- **What is being asked**: Work out how many lines in the data hold the word "cells", and reply with that number only.

___ Data extracts

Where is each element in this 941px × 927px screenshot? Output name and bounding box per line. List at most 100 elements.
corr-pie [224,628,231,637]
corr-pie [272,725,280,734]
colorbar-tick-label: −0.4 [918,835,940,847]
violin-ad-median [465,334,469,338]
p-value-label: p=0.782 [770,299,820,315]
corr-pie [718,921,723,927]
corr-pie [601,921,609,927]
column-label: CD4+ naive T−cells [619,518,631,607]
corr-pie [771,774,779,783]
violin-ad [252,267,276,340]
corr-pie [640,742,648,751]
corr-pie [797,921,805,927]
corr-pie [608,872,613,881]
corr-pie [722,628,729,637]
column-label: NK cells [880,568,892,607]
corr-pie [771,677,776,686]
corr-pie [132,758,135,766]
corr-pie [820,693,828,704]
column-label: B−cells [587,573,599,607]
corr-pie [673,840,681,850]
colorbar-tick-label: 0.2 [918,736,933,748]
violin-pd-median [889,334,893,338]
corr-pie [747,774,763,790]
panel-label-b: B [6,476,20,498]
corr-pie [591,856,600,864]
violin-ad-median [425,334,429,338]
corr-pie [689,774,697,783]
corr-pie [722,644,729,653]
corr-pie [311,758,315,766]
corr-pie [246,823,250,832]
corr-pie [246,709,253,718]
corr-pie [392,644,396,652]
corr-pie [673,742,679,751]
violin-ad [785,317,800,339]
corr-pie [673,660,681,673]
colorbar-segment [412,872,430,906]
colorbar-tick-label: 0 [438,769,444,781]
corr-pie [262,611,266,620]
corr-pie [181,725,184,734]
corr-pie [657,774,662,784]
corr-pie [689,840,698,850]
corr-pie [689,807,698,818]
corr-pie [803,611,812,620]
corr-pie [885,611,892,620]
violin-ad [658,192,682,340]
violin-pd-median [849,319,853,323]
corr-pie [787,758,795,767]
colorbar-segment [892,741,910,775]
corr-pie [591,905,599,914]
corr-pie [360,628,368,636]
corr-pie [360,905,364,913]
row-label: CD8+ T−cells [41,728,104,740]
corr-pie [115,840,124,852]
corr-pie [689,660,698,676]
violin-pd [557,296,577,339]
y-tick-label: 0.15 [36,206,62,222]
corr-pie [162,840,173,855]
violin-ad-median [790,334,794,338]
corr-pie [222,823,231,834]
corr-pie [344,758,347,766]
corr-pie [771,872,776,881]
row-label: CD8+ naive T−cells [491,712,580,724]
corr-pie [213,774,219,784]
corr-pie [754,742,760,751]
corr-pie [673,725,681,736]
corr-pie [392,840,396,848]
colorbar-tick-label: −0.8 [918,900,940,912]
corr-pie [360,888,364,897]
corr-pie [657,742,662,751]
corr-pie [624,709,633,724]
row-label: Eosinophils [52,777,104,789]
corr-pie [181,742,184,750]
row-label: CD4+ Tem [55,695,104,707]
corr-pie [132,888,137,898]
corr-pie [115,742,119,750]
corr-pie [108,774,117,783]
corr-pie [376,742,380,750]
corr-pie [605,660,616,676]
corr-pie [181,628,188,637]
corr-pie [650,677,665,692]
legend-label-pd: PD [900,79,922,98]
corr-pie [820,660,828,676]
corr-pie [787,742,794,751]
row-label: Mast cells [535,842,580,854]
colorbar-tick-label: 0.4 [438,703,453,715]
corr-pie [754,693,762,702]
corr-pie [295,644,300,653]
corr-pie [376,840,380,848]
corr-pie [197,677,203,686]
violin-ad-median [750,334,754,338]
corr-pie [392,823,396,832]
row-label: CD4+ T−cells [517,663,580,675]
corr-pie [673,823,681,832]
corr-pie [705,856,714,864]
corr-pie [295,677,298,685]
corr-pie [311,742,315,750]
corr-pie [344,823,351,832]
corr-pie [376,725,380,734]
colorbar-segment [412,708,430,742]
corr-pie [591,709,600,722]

______

- **Solution to this task**: 7